*作業内容*
A. ページ抜粋のうち、疑問符「?」で終わる文をすべて、本文に現れる順に書き出してください。
B. ページ抜粋の「アナザーストーリーズ 運命の分岐点 戦火のフライト〜日本人を救ったトルコの翼〜」から「の混乱と奮闘が明かされます。」までを、両端の語句も含めて一字も変えずに返してください。

*ページ抜粋*
§
アナザーストーリーズ 運命の分岐点 戦火のフライト〜日本人を救ったトルコの翼〜
現在も中東では、多くの犠牲者を生む混乱が続いています。しかし、1985年にも中東イランで多くの日本人が取り残され、あわや戦争に巻き込まれるという混乱があったことを知っていますか? 当時はイラン・イラク戦争の最中、戦闘が突如、激化し、首都テヘランにいた日本の民間人にも命の危険が迫る事態となったのです。戦地から彼らを救い出したのは、なんとトルコの航空機でした。なぜ戦争の当事国でもないトルコが日本人の命を救ったのか? 今回の「アナザーストリーズ」では、40年前、この救出に関わった当事者を取材し、これまで語られてこなかった舞台裏に3つの視点から迫ります。
第1の視点は、戦地に取り残された日本人、高星輝次さん。現場にいた者でしか知り得ない生々しい状況を語っていただきました。この時代、多くの日本の企業戦士が世界各地で活躍していたように、高星さんもエンジニアとしてテヘランに派遣され、働いていました。なぜその街が急転直下、戦場となったのか? 瓦礫と化していく街から逃れようとする日本人たちの混乱と奮闘が明かされます。
§
*提供資料*
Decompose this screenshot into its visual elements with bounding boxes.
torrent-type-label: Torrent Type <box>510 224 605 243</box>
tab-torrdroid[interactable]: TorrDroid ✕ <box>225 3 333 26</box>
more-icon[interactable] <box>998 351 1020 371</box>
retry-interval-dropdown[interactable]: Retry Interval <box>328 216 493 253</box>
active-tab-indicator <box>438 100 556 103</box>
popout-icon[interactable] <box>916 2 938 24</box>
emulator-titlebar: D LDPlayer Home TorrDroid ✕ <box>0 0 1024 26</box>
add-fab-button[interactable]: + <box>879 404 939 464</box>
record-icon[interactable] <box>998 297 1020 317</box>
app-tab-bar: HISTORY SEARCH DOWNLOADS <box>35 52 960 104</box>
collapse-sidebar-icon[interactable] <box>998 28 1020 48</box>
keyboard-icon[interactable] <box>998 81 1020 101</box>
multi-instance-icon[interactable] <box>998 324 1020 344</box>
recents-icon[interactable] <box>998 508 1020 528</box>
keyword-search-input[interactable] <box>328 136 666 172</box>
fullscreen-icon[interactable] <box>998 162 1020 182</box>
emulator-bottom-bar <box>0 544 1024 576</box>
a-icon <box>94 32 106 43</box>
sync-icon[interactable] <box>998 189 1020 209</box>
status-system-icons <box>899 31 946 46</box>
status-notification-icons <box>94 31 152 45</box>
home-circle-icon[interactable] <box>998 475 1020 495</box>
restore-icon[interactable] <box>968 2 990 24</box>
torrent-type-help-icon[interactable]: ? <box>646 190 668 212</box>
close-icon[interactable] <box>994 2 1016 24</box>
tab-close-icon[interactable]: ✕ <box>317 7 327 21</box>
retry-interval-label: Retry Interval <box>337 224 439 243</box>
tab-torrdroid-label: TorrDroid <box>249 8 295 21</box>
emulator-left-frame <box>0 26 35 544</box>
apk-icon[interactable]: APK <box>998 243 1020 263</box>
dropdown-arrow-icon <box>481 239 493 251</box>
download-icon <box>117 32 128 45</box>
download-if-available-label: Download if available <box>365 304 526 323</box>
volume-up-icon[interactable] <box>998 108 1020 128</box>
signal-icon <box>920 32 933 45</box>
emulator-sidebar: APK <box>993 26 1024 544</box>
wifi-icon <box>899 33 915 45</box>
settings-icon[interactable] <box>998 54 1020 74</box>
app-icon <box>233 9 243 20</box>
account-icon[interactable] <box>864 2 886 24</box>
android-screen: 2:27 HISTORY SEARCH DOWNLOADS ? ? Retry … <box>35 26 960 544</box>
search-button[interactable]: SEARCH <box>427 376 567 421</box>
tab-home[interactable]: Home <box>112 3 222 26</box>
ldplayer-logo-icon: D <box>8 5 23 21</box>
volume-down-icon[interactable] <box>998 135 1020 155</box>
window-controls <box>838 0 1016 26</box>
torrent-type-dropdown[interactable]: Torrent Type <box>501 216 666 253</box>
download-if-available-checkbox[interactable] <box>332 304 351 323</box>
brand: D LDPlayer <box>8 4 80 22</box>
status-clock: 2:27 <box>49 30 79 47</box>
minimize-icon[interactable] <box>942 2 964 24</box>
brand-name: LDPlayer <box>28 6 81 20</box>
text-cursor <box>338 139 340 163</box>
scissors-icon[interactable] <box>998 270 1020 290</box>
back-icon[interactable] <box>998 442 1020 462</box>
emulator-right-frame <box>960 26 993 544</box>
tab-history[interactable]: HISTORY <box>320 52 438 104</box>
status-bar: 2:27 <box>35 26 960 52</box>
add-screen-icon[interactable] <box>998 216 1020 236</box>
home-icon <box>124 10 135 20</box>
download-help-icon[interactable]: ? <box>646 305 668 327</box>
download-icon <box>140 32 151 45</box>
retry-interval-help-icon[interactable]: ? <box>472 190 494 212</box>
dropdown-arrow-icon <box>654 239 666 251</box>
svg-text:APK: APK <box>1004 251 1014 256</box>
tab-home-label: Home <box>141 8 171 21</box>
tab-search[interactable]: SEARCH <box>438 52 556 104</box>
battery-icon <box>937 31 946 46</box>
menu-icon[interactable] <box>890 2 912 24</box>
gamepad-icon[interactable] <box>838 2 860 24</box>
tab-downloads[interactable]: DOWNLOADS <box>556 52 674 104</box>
§
*解答一覧*
A.
・しかし、1985年にも中東イランで多くの日本人が取り残され、あわや戦争に巻き込まれるという混乱があったことを知っていますか?
・なぜ戦争の当事国でもないトルコが日本人の命を救ったのか?
・なぜその街が急転直下、戦場となったのか?

B.
アナザーストーリーズ 運命の分岐点 戦火のフライト〜日本人を救ったトルコの翼〜
現在も中東では、多くの犠牲者を生む混乱が続いています。しかし、1985年にも中東イランで多くの日本人が取り残され、あわや戦争に巻き込まれるという混乱があったことを知っていますか? 当時はイラン・イラク戦争の最中、戦闘が突如、激化し、首都テヘランにいた日本の民間人にも命の危険が迫る事態となったのです。戦地から彼らを救い出したのは、なんとトルコの航空機でした。なぜ戦争の当事国でもないトルコが日本人の命を救ったのか? 今回の「アナザーストリーズ」では、40年前、この救出に関わった当事者を取材し、これまで語られてこなかった舞台裏に3つの視点から迫ります。
第1の視点は、戦地に取り残された日本人、高星輝次さん。現場にいた者でしか知り得ない生々しい状況を語っていただきました。この時代、多くの日本の企業戦士が世界各地で活躍していたように、高星さんもエンジニアとしてテヘランに派遣され、働いていました。なぜその街が急転直下、戦場となったのか? 瓦礫と化していく街から逃れようとする日本人たちの混乱と奮闘が明かされます。